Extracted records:

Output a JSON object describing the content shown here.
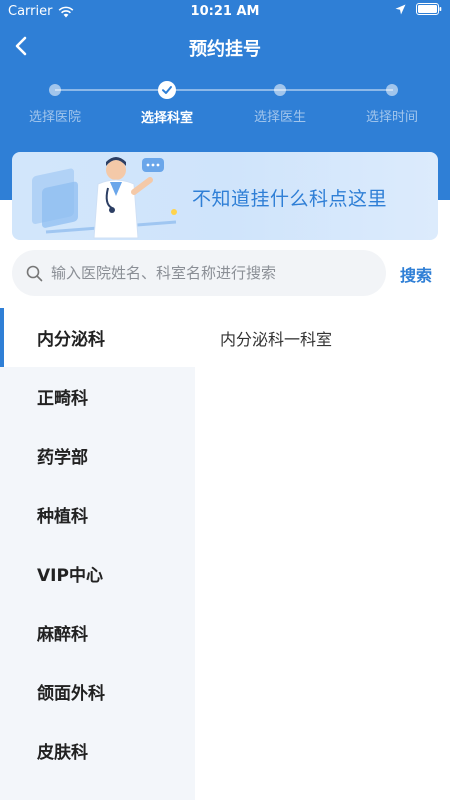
{
  "status_bar": {
    "carrier": "Carrier",
    "time": "10:21 AM",
    "icons": [
      "wifi-icon",
      "location-arrow-icon",
      "battery-icon"
    ]
  },
  "nav": {
    "title": "预约挂号",
    "back_icon": "chevron-left-icon"
  },
  "stepper": {
    "steps": [
      {
        "label": "选择医院",
        "state": "done"
      },
      {
        "label": "选择科室",
        "state": "current"
      },
      {
        "label": "选择医生",
        "state": "pending"
      },
      {
        "label": "选择时间",
        "state": "pending"
      }
    ]
  },
  "banner": {
    "text_before": "不知道挂什么科",
    "text_highlight": "点",
    "text_after": "这里",
    "illustration": "doctor-illustration"
  },
  "search": {
    "placeholder": "输入医院姓名、科室名称进行搜索",
    "value": "",
    "button_label": "搜索",
    "icon": "search-icon"
  },
  "departments": [
    {
      "label": "内分泌科",
      "selected": true
    },
    {
      "label": "正畸科",
      "selected": false
    },
    {
      "label": "药学部",
      "selected": false
    },
    {
      "label": "种植科",
      "selected": false
    },
    {
      "label": "VIP中心",
      "selected": false
    },
    {
      "label": "麻醉科",
      "selected": false
    },
    {
      "label": "颌面外科",
      "selected": false
    },
    {
      "label": "皮肤科",
      "selected": false
    }
  ],
  "sub_departments": [
    {
      "label": "内分泌科一科室"
    }
  ],
  "colors": {
    "primary": "#2f7fd6",
    "sidebar_bg": "#f3f6fa",
    "search_bg": "#f2f4f7",
    "highlight": "#ffe27a"
  }
}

WHAT NEEDS TO BE DONE: Leave out the pictures and return every record word for word.

COMPLETED TASK:
Output a JSON object describing the content shown here.
{
  "status_bar": {
    "carrier": "Carrier",
    "time": "10:21 AM",
    "icons": [
      "wifi-icon",
      "location-arrow-icon",
      "battery-icon"
    ]
  },
  "nav": {
    "title": "预约挂号",
    "back_icon": "chevron-left-icon"
  },
  "stepper": {
    "steps": [
      {
        "label": "选择医院",
        "state": "done"
      },
      {
        "label": "选择科室",
        "state": "current"
      },
      {
        "label": "选择医生",
        "state": "pending"
      },
      {
        "label": "选择时间",
        "state": "pending"
      }
    ]
  },
  "banner": {
    "text_before": "不知道挂什么科",
    "text_highlight": "点",
    "text_after": "这里",
    "illustration": "doctor-illustration"
  },
  "search": {
    "placeholder": "输入医院姓名、科室名称进行搜索",
    "value": "",
    "button_label": "搜索",
    "icon": "search-icon"
  },
  "departments": [
    {
      "label": "内分泌科",
      "selected": true
    },
    {
      "label": "正畸科",
      "selected": false
    },
    {
      "label": "药学部",
      "selected": false
    },
    {
      "label": "种植科",
      "selected": false
    },
    {
      "label": "VIP中心",
      "selected": false
    },
    {
      "label": "麻醉科",
      "selected": false
    },
    {
      "label": "颌面外科",
      "selected": false
    },
    {
      "label": "皮肤科",
      "selected": false
    }
  ],
  "sub_departments": [
    {
      "label": "内分泌科一科室"
    }
  ],
  "colors": {
    "primary": "#2f7fd6",
    "sidebar_bg": "#f3f6fa",
    "search_bg": "#f2f4f7",
    "highlight": "#ffe27a"
  }
}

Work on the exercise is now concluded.